» OBJECTIVE:
Find each line with the string "JSON" and copy it.

-=-=-=-=-

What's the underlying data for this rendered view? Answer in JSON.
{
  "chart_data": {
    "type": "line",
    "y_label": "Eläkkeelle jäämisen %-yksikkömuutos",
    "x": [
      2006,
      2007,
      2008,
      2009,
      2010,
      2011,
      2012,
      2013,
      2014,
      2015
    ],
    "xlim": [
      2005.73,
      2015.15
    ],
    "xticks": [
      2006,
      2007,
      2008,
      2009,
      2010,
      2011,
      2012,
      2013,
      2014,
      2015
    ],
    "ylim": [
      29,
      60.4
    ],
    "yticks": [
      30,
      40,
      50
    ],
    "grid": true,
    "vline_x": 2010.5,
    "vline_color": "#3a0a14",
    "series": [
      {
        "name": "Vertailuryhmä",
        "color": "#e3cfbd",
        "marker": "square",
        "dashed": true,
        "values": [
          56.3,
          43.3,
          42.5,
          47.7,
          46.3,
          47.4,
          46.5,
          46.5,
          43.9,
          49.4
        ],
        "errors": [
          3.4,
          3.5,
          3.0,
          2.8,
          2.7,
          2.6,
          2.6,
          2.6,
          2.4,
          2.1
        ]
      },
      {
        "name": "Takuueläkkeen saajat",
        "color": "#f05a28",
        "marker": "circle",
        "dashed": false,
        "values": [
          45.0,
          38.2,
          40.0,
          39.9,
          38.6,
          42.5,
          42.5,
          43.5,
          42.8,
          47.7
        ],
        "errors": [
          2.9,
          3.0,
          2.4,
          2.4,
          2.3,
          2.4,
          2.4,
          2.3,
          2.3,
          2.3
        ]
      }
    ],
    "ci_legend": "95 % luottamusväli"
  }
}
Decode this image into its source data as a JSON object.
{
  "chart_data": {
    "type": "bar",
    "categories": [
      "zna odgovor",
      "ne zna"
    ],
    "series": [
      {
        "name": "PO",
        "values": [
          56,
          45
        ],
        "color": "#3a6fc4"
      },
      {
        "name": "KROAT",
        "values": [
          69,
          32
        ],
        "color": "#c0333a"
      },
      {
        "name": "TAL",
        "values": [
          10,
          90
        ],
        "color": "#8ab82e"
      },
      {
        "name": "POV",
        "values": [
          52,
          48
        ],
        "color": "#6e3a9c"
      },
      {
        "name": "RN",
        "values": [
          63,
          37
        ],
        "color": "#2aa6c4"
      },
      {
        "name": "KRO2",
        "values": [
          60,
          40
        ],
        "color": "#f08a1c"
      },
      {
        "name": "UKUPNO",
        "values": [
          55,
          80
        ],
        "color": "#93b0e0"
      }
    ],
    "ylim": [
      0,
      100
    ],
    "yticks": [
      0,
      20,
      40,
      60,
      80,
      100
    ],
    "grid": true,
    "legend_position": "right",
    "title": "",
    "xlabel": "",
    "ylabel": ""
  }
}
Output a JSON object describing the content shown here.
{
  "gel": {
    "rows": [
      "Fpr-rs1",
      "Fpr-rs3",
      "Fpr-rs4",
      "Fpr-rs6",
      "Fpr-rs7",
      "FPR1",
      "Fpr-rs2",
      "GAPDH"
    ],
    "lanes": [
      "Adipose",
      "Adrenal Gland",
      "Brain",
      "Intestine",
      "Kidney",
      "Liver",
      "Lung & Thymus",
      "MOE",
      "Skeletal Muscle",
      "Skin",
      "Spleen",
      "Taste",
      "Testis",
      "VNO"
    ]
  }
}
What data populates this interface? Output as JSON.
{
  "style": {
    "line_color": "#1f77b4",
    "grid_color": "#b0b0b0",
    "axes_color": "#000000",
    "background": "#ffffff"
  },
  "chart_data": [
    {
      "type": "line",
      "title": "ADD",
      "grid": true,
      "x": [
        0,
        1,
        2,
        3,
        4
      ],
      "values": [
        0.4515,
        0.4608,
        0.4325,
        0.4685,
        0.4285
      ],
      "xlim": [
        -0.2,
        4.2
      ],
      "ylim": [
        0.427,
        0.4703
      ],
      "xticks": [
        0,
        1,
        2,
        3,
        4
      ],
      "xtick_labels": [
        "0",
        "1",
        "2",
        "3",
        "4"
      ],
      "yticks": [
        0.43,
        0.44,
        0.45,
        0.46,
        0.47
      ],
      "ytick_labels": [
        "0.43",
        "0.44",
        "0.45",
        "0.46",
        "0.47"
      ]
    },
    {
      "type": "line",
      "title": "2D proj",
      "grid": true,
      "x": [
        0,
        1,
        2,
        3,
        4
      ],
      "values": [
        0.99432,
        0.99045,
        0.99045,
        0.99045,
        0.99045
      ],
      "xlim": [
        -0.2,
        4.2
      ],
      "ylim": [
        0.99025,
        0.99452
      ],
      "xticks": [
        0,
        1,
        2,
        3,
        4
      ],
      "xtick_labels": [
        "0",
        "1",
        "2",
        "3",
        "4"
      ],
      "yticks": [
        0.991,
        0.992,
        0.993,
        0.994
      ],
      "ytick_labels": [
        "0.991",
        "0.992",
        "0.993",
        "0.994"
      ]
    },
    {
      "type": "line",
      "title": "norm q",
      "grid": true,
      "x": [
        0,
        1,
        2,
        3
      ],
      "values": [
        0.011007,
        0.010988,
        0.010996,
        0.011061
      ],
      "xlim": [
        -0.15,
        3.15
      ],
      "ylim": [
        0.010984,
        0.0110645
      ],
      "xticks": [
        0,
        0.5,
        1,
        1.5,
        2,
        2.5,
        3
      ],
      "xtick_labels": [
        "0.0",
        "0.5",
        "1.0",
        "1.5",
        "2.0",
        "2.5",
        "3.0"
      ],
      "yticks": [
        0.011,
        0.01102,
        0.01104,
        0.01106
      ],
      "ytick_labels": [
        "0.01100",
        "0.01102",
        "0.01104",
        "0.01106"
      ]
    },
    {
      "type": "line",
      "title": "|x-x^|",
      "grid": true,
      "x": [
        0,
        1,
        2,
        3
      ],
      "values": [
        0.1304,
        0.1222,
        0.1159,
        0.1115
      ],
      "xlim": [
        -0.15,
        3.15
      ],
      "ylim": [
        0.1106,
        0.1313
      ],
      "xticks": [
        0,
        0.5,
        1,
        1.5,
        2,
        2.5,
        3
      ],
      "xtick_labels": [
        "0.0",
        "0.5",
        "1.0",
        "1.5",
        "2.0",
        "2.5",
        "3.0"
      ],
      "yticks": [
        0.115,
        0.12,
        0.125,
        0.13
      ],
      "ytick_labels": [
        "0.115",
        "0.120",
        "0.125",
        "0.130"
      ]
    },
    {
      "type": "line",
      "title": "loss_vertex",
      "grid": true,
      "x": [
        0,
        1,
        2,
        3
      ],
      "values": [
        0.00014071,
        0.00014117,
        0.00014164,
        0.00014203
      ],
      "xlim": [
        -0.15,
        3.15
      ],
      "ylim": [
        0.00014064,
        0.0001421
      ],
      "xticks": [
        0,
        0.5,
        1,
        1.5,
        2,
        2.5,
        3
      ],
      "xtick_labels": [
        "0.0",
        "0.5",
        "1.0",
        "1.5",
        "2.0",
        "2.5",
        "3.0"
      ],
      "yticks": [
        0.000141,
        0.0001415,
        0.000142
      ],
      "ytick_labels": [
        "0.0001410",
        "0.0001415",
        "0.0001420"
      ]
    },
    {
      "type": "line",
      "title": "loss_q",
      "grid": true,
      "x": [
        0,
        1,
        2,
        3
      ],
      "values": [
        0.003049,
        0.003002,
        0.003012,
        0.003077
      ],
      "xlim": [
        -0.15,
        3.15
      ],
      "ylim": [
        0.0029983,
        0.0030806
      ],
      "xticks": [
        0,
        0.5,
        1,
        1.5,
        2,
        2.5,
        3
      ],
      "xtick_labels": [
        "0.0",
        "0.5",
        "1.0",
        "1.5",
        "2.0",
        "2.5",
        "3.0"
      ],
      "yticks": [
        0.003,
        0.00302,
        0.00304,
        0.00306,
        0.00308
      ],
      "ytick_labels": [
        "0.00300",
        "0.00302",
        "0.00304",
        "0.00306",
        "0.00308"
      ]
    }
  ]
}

-=-=-=-=-

» OUTPUT FOR THIS TASK:
What's the underlying data for this rendered view? Answer in JSON.
Decode this image into its source data as a JSON object.
Output a JSON object describing the content shown here.
What data populates this interface? Output as JSON.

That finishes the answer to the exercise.